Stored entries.
■ ■ ■
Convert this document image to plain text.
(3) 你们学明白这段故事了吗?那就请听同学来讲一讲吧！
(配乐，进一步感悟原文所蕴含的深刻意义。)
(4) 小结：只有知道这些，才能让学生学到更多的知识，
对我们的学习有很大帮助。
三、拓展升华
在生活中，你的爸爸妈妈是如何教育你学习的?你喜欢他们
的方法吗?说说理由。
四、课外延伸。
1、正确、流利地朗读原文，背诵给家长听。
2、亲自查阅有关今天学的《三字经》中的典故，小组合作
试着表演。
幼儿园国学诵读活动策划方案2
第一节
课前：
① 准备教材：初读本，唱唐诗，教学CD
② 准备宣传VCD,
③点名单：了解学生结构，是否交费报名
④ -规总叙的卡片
■ ■ ■
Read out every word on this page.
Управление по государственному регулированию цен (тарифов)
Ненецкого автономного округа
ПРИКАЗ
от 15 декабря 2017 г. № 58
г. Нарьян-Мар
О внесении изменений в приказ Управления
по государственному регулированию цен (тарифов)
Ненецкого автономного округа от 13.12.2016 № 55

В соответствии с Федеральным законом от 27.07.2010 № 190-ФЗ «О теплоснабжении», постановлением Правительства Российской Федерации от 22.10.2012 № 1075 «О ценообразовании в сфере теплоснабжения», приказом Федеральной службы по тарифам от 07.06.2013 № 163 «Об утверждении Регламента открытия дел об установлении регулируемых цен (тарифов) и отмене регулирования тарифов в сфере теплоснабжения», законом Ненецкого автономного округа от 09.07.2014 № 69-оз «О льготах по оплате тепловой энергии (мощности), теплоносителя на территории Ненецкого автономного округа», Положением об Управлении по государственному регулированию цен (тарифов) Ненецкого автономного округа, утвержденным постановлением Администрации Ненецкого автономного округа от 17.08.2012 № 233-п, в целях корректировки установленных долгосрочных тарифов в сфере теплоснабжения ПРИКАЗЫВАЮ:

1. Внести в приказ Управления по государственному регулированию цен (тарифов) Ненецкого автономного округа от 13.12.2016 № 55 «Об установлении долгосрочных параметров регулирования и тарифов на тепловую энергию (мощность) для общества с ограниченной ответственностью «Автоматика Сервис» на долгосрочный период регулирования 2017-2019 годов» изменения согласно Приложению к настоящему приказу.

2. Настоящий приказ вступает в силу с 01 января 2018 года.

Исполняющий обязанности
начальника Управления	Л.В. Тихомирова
■ ■ ■
PROBLEM TO SOLVE. Using the material above, gather every line that includes "Управления".

CORRECT ANSWER.
О внесении изменений в приказ Управления
1. Внести в приказ Управления по государственному регулированию цен (тарифов) Ненецкого автономного округа от 13.12.2016 № 55 «Об установлении долгосрочных параметров регулирования и тарифов на тепловую энергию (мощность) для общества с ограниченной ответственностью «Автоматика Сервис» на долгосрочный период регулирования 2017-2019 годов» изменения согласно Приложению к настоящему приказу.
начальника Управления	Л.В. Тихомирова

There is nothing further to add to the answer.